_What is being asked_
Reproduce the full listing that appears beneath this instruction exactly.

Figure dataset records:
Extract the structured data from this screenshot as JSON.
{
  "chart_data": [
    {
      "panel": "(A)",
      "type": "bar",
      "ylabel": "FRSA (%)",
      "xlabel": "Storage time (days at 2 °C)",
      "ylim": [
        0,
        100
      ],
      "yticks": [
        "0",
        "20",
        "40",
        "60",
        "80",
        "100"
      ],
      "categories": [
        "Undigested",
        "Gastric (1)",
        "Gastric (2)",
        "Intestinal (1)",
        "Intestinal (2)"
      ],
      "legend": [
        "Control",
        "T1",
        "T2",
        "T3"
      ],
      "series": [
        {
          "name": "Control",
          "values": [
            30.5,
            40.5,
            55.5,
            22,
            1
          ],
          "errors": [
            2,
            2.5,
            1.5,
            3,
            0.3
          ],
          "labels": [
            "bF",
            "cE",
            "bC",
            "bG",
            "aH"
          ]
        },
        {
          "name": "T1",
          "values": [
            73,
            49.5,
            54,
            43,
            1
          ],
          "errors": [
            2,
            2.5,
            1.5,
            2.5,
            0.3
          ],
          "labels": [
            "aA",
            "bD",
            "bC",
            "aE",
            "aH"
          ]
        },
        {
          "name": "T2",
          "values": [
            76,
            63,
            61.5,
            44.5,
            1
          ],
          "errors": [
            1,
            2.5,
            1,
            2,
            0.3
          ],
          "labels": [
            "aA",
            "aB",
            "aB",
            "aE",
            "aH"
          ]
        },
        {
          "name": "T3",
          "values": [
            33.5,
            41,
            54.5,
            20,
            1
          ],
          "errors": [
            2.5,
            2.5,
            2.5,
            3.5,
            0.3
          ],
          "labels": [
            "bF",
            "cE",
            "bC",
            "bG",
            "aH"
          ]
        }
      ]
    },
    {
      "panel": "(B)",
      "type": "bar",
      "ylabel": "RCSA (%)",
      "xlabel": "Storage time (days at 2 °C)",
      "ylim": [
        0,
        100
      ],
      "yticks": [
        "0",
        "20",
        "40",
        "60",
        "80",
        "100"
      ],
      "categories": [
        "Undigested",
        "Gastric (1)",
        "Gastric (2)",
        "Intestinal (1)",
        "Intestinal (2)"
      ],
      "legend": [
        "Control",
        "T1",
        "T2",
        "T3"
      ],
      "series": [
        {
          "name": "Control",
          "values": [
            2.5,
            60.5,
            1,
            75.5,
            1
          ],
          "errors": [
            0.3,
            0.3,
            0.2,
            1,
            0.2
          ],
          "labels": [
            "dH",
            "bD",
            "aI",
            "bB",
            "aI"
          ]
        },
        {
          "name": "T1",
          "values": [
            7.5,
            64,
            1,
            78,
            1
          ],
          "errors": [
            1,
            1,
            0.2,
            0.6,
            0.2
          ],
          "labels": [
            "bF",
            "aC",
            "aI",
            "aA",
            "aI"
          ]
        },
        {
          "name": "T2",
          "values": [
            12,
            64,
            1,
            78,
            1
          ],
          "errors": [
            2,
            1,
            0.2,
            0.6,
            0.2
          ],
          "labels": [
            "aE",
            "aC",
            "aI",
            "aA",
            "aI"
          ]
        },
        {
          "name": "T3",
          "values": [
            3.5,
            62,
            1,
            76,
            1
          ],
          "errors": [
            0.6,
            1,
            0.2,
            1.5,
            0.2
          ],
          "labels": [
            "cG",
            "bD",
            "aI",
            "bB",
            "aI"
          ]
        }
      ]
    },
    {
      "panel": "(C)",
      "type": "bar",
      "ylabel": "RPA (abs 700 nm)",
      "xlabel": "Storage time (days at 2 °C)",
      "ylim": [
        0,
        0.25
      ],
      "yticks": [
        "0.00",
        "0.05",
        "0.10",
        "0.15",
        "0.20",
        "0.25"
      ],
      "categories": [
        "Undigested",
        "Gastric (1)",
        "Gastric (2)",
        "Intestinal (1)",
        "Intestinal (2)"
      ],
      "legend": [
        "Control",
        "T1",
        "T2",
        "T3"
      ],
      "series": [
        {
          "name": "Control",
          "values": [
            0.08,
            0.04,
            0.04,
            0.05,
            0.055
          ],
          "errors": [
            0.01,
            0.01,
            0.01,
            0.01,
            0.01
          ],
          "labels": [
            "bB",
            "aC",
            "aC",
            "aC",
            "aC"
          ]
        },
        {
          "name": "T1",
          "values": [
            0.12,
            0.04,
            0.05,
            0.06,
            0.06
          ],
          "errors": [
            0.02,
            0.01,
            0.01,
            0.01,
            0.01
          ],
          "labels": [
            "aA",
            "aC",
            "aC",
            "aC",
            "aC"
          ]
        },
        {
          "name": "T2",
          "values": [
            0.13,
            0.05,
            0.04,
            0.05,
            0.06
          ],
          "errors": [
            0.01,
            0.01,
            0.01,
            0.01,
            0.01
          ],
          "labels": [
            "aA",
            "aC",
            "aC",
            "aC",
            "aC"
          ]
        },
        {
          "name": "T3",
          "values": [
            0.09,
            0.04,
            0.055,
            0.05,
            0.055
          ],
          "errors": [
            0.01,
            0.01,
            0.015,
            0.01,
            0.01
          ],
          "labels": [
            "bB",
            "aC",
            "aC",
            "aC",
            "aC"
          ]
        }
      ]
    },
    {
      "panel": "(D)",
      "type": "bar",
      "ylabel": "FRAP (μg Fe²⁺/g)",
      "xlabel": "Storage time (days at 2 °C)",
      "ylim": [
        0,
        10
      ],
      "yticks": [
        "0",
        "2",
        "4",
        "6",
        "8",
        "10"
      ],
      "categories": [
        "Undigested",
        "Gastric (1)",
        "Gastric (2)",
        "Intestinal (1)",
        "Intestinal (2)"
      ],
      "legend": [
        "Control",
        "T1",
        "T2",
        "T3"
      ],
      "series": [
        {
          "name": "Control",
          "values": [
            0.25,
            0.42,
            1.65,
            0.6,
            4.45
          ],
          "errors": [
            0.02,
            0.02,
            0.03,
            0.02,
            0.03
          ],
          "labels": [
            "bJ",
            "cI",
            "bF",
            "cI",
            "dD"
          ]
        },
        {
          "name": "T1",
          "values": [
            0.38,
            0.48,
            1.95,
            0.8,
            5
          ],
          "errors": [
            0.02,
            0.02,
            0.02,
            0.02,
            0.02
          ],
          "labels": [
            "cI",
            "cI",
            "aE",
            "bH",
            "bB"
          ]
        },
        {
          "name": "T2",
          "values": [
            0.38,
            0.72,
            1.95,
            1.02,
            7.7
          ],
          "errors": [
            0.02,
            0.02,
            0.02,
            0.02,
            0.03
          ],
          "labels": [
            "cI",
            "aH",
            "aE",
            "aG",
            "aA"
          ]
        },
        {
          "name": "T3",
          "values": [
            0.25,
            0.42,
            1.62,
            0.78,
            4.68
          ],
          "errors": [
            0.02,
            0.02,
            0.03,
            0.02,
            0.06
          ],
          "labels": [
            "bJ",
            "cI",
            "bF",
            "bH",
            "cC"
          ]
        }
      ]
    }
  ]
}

_Exercise answer_
Extract the structured data from this screenshot as JSON.
{
  "chart_data": [
    {
      "panel": "(A)",
      "type": "bar",
      "ylabel": "FRSA (%)",
      "xlabel": "Storage time (days at 2 °C)",
      "ylim": [
        0,
        100
      ],
      "yticks": [
        "0",
        "20",
        "40",
        "60",
        "80",
        "100"
      ],
      "categories": [
        "Undigested",
        "Gastric (1)",
        "Gastric (2)",
        "Intestinal (1)",
        "Intestinal (2)"
      ],
      "legend": [
        "Control",
        "T1",
        "T2",
        "T3"
      ],
      "series": [
        {
          "name": "Control",
          "values": [
            30.5,
            40.5,
            55.5,
            22,
            1
          ],
          "errors": [
            2,
            2.5,
            1.5,
            3,
            0.3
          ],
          "labels": [
            "bF",
            "cE",
            "bC",
            "bG",
            "aH"
          ]
        },
        {
          "name": "T1",
          "values": [
            73,
            49.5,
            54,
            43,
            1
          ],
          "errors": [
            2,
            2.5,
            1.5,
            2.5,
            0.3
          ],
          "labels": [
            "aA",
            "bD",
            "bC",
            "aE",
            "aH"
          ]
        },
        {
          "name": "T2",
          "values": [
            76,
            63,
            61.5,
            44.5,
            1
          ],
          "errors": [
            1,
            2.5,
            1,
            2,
            0.3
          ],
          "labels": [
            "aA",
            "aB",
            "aB",
            "aE",
            "aH"
          ]
        },
        {
          "name": "T3",
          "values": [
            33.5,
            41,
            54.5,
            20,
            1
          ],
          "errors": [
            2.5,
            2.5,
            2.5,
            3.5,
            0.3
          ],
          "labels": [
            "bF",
            "cE",
            "bC",
            "bG",
            "aH"
          ]
        }
      ]
    },
    {
      "panel": "(B)",
      "type": "bar",
      "ylabel": "RCSA (%)",
      "xlabel": "Storage time (days at 2 °C)",
      "ylim": [
        0,
        100
      ],
      "yticks": [
        "0",
        "20",
        "40",
        "60",
        "80",
        "100"
      ],
      "categories": [
        "Undigested",
        "Gastric (1)",
        "Gastric (2)",
        "Intestinal (1)",
        "Intestinal (2)"
      ],
      "legend": [
        "Control",
        "T1",
        "T2",
        "T3"
      ],
      "series": [
        {
          "name": "Control",
          "values": [
            2.5,
            60.5,
            1,
            75.5,
            1
          ],
          "errors": [
            0.3,
            0.3,
            0.2,
            1,
            0.2
          ],
          "labels": [
            "dH",
            "bD",
            "aI",
            "bB",
            "aI"
          ]
        },
        {
          "name": "T1",
          "values": [
            7.5,
            64,
            1,
            78,
            1
          ],
          "errors": [
            1,
            1,
            0.2,
            0.6,
            0.2
          ],
          "labels": [
            "bF",
            "aC",
            "aI",
            "aA",
            "aI"
          ]
        },
        {
          "name": "T2",
          "values": [
            12,
            64,
            1,
            78,
            1
          ],
          "errors": [
            2,
            1,
            0.2,
            0.6,
            0.2
          ],
          "labels": [
            "aE",
            "aC",
            "aI",
            "aA",
            "aI"
          ]
        },
        {
          "name": "T3",
          "values": [
            3.5,
            62,
            1,
            76,
            1
          ],
          "errors": [
            0.6,
            1,
            0.2,
            1.5,
            0.2
          ],
          "labels": [
            "cG",
            "bD",
            "aI",
            "bB",
            "aI"
          ]
        }
      ]
    },
    {
      "panel": "(C)",
      "type": "bar",
      "ylabel": "RPA (abs 700 nm)",
      "xlabel": "Storage time (days at 2 °C)",
      "ylim": [
        0,
        0.25
      ],
      "yticks": [
        "0.00",
        "0.05",
        "0.10",
        "0.15",
        "0.20",
        "0.25"
      ],
      "categories": [
        "Undigested",
        "Gastric (1)",
        "Gastric (2)",
        "Intestinal (1)",
        "Intestinal (2)"
      ],
      "legend": [
        "Control",
        "T1",
        "T2",
        "T3"
      ],
      "series": [
        {
          "name": "Control",
          "values": [
            0.08,
            0.04,
            0.04,
            0.05,
            0.055
          ],
          "errors": [
            0.01,
            0.01,
            0.01,
            0.01,
            0.01
          ],
          "labels": [
            "bB",
            "aC",
            "aC",
            "aC",
            "aC"
          ]
        },
        {
          "name": "T1",
          "values": [
            0.12,
            0.04,
            0.05,
            0.06,
            0.06
          ],
          "errors": [
            0.02,
            0.01,
            0.01,
            0.01,
            0.01
          ],
          "labels": [
            "aA",
            "aC",
            "aC",
            "aC",
            "aC"
          ]
        },
        {
          "name": "T2",
          "values": [
            0.13,
            0.05,
            0.04,
            0.05,
            0.06
          ],
          "errors": [
            0.01,
            0.01,
            0.01,
            0.01,
            0.01
          ],
          "labels": [
            "aA",
            "aC",
            "aC",
            "aC",
            "aC"
          ]
        },
        {
          "name": "T3",
          "values": [
            0.09,
            0.04,
            0.055,
            0.05,
            0.055
          ],
          "errors": [
            0.01,
            0.01,
            0.015,
            0.01,
            0.01
          ],
          "labels": [
            "bB",
            "aC",
            "aC",
            "aC",
            "aC"
          ]
        }
      ]
    },
    {
      "panel": "(D)",
      "type": "bar",
      "ylabel": "FRAP (μg Fe²⁺/g)",
      "xlabel": "Storage time (days at 2 °C)",
      "ylim": [
        0,
        10
      ],
      "yticks": [
        "0",
        "2",
        "4",
        "6",
        "8",
        "10"
      ],
      "categories": [
        "Undigested",
        "Gastric (1)",
        "Gastric (2)",
        "Intestinal (1)",
        "Intestinal (2)"
      ],
      "legend": [
        "Control",
        "T1",
        "T2",
        "T3"
      ],
      "series": [
        {
          "name": "Control",
          "values": [
            0.25,
            0.42,
            1.65,
            0.6,
            4.45
          ],
          "errors": [
            0.02,
            0.02,
            0.03,
            0.02,
            0.03
          ],
          "labels": [
            "bJ",
            "cI",
            "bF",
            "cI",
            "dD"
          ]
        },
        {
          "name": "T1",
          "values": [
            0.38,
            0.48,
            1.95,
            0.8,
            5
          ],
          "errors": [
            0.02,
            0.02,
            0.02,
            0.02,
            0.02
          ],
          "labels": [
            "cI",
            "cI",
            "aE",
            "bH",
            "bB"
          ]
        },
        {
          "name": "T2",
          "values": [
            0.38,
            0.72,
            1.95,
            1.02,
            7.7
          ],
          "errors": [
            0.02,
            0.02,
            0.02,
            0.02,
            0.03
          ],
          "labels": [
            "cI",
            "aH",
            "aE",
            "aG",
            "aA"
          ]
        },
        {
          "name": "T3",
          "values": [
            0.25,
            0.42,
            1.62,
            0.78,
            4.68
          ],
          "errors": [
            0.02,
            0.02,
            0.03,
            0.02,
            0.06
          ],
          "labels": [
            "bJ",
            "cI",
            "bF",
            "bH",
            "cC"
          ]
        }
      ]
    }
  ]
}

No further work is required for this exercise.